## INSTRUCTION
Give the number of lines in the records below that include "name". Reply with that number alone.

## ENTRIES
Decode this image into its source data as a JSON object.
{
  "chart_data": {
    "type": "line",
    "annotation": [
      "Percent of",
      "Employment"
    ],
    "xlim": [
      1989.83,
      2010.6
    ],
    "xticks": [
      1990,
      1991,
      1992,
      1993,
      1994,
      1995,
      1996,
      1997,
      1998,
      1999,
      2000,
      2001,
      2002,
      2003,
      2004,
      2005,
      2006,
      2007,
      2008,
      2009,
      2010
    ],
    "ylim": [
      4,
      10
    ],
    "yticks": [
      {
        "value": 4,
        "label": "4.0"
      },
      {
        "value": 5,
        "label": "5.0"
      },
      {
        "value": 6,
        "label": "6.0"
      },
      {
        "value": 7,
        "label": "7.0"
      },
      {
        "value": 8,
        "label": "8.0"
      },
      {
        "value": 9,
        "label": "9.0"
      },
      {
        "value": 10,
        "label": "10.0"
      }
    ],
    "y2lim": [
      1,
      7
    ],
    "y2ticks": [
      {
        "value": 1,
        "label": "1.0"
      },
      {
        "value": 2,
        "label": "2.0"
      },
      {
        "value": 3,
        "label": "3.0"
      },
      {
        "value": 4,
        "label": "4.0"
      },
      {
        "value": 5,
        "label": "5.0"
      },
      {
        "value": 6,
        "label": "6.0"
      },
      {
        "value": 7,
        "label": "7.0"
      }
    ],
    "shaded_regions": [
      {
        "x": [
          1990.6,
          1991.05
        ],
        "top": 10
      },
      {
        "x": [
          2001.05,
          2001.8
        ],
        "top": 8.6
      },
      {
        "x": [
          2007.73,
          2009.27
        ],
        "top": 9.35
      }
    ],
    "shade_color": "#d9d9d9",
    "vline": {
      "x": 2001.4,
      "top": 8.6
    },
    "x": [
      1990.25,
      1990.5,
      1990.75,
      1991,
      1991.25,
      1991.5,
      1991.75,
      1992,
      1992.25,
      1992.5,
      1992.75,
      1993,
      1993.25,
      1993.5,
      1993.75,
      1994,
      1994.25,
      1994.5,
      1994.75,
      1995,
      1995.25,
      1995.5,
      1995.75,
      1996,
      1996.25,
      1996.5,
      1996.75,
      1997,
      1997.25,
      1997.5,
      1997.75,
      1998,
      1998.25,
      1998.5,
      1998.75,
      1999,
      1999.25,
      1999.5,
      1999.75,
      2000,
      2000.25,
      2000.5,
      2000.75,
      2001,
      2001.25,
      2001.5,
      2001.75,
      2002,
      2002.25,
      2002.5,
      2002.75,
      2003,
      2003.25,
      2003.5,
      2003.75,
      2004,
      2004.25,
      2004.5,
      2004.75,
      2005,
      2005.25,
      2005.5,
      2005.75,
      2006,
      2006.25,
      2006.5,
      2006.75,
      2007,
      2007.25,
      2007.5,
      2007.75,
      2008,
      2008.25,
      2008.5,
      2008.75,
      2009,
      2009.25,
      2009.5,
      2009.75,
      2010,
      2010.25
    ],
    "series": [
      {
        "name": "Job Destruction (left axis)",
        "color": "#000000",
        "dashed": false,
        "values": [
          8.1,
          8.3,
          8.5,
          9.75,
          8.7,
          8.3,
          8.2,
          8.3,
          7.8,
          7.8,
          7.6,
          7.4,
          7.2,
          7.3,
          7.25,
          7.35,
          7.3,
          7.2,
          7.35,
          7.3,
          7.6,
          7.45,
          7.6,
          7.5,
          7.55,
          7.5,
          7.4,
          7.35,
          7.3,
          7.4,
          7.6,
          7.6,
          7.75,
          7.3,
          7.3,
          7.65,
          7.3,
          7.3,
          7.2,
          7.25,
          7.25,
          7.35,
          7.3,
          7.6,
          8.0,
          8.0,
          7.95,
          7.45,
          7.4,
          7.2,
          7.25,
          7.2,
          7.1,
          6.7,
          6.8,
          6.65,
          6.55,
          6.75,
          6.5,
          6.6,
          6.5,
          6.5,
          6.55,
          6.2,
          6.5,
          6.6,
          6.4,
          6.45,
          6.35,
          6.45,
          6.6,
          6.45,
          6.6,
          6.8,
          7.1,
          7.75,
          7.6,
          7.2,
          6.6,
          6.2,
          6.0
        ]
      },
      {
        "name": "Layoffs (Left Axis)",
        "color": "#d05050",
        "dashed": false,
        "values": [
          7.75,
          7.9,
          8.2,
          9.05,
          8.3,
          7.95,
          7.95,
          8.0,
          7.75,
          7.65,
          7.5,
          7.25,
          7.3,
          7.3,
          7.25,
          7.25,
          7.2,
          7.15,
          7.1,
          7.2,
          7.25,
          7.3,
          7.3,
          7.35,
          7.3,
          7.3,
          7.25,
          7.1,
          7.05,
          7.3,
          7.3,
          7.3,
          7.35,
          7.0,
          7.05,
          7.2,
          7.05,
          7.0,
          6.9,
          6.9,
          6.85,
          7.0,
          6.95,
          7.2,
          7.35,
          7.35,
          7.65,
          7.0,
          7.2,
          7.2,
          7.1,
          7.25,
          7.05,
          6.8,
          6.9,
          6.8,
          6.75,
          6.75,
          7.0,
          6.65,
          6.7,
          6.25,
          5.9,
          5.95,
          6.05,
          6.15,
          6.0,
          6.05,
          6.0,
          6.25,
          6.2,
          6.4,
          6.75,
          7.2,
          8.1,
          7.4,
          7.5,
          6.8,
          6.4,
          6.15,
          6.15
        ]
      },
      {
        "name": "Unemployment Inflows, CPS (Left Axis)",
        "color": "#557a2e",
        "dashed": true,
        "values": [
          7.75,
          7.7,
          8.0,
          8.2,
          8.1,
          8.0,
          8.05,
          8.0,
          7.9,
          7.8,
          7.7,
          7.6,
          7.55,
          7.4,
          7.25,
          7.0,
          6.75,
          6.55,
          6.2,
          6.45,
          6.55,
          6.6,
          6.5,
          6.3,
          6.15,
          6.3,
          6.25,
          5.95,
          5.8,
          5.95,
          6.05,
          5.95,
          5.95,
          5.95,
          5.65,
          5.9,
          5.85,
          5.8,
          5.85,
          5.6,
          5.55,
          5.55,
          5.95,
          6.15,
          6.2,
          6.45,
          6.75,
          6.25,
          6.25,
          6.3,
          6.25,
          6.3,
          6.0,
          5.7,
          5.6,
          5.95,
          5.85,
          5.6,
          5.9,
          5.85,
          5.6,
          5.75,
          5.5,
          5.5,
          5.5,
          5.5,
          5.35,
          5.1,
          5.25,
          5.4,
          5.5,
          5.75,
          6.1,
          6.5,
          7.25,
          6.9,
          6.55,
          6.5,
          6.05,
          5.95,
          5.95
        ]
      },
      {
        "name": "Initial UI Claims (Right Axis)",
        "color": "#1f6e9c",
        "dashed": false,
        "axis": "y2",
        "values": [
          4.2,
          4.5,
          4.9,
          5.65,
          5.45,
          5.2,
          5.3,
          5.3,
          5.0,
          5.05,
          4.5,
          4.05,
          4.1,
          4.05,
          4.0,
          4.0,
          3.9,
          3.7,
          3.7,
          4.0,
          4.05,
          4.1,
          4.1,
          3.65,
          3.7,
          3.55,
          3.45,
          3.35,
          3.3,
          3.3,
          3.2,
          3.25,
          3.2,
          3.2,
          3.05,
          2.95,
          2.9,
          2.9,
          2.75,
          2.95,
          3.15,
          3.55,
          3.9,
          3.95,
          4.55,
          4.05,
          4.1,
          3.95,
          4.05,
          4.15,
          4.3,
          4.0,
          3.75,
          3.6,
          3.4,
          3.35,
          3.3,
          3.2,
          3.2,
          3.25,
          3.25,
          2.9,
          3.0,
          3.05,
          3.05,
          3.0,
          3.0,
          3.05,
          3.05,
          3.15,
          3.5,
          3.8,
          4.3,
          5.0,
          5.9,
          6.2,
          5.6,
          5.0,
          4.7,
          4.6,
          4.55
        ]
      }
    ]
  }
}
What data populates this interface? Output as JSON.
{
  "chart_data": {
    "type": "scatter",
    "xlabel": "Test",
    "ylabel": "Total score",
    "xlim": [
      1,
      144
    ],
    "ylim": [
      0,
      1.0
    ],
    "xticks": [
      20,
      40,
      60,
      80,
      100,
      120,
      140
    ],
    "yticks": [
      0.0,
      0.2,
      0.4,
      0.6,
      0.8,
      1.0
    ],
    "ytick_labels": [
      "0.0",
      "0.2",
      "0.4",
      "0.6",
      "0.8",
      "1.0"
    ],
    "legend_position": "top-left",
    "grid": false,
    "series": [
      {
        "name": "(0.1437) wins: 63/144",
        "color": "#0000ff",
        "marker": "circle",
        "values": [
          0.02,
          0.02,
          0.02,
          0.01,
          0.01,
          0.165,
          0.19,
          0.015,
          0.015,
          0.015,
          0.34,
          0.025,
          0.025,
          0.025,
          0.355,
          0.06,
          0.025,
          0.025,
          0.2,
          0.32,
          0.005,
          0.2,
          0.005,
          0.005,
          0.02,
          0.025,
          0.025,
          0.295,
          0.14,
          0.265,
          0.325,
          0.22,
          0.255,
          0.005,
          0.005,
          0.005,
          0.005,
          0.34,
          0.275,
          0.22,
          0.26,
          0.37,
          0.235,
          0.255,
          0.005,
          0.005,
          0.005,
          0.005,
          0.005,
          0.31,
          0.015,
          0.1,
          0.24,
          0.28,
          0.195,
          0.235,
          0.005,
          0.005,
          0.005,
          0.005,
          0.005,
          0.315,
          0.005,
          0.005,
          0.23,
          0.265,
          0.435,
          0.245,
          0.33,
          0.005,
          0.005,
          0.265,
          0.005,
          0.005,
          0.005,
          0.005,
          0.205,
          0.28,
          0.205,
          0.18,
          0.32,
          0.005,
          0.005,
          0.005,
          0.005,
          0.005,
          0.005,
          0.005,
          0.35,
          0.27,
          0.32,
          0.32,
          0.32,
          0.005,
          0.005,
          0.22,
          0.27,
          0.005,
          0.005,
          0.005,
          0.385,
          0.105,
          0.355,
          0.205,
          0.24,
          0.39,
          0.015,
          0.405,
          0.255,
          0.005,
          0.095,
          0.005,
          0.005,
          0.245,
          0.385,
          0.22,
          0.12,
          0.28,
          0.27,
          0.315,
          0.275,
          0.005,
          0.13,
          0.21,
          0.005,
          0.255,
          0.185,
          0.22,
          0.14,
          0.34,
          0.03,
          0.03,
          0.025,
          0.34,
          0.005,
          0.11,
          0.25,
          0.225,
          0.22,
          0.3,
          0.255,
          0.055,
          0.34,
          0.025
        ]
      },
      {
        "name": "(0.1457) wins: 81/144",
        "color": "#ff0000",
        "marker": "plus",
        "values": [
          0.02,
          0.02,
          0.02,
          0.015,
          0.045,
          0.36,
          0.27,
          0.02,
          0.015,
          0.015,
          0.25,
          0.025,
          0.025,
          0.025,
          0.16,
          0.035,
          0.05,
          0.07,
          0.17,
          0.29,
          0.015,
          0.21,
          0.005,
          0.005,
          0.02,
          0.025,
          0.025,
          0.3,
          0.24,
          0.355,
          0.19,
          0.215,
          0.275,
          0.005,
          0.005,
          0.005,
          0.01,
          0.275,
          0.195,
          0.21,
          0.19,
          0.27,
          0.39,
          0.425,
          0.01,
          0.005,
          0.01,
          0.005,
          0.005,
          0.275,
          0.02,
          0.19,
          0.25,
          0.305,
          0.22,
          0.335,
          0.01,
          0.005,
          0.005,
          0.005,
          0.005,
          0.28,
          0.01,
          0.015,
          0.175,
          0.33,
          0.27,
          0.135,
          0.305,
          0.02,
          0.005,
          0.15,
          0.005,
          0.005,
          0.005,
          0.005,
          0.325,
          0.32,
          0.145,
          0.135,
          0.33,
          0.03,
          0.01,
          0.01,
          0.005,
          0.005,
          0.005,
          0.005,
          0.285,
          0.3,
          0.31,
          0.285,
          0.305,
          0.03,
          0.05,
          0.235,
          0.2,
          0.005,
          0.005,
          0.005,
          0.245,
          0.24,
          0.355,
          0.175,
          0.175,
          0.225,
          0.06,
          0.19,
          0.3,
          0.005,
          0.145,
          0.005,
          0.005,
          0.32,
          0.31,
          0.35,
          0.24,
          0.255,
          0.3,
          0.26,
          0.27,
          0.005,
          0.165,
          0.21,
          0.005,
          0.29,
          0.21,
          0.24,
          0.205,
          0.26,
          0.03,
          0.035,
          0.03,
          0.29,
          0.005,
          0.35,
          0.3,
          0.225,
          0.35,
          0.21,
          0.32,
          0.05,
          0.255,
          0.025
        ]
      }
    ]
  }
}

## RESPONSE TO THE EXERCISE
6